▸ **RAW RECORDS**
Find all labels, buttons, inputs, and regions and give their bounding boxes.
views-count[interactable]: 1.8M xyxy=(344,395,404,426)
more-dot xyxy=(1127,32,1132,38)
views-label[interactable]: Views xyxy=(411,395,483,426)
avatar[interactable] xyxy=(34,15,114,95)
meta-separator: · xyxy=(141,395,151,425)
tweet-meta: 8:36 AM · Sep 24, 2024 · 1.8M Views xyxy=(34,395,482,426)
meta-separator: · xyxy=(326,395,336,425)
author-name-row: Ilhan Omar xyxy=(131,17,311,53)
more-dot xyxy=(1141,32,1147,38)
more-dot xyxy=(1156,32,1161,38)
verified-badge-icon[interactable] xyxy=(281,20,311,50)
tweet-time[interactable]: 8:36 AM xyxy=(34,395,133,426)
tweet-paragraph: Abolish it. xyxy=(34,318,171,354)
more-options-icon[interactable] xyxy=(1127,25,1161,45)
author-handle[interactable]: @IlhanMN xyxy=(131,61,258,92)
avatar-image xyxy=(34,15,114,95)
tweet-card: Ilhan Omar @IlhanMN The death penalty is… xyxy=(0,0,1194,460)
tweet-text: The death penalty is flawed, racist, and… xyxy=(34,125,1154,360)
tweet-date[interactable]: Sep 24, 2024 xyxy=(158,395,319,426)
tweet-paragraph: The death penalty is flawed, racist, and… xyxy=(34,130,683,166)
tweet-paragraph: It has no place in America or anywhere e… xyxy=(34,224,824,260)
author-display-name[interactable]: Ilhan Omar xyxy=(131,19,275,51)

▸ **EXERCISE BRIEF**
Print out every line of the material above, unchanged and in the same order.

▸ **RESPONSE TO THIS EXERCISE**
Find all labels, buttons, inputs, and regions and give their bounding boxes.
views-count[interactable]: 1.8M xyxy=(344,395,404,426)
more-dot xyxy=(1127,32,1132,38)
views-label[interactable]: Views xyxy=(411,395,483,426)
avatar[interactable] xyxy=(34,15,114,95)
meta-separator: · xyxy=(141,395,151,425)
tweet-meta: 8:36 AM · Sep 24, 2024 · 1.8M Views xyxy=(34,395,482,426)
meta-separator: · xyxy=(326,395,336,425)
author-name-row: Ilhan Omar xyxy=(131,17,311,53)
more-dot xyxy=(1141,32,1147,38)
more-dot xyxy=(1156,32,1161,38)
verified-badge-icon[interactable] xyxy=(281,20,311,50)
tweet-time[interactable]: 8:36 AM xyxy=(34,395,133,426)
tweet-paragraph: Abolish it. xyxy=(34,318,171,354)
more-options-icon[interactable] xyxy=(1127,25,1161,45)
author-handle[interactable]: @IlhanMN xyxy=(131,61,258,92)
avatar-image xyxy=(34,15,114,95)
tweet-card: Ilhan Omar @IlhanMN The death penalty is… xyxy=(0,0,1194,460)
tweet-text: The death penalty is flawed, racist, and… xyxy=(34,125,1154,360)
tweet-date[interactable]: Sep 24, 2024 xyxy=(158,395,319,426)
tweet-paragraph: The death penalty is flawed, racist, and… xyxy=(34,130,683,166)
tweet-paragraph: It has no place in America or anywhere e… xyxy=(34,224,824,260)
author-display-name[interactable]: Ilhan Omar xyxy=(131,19,275,51)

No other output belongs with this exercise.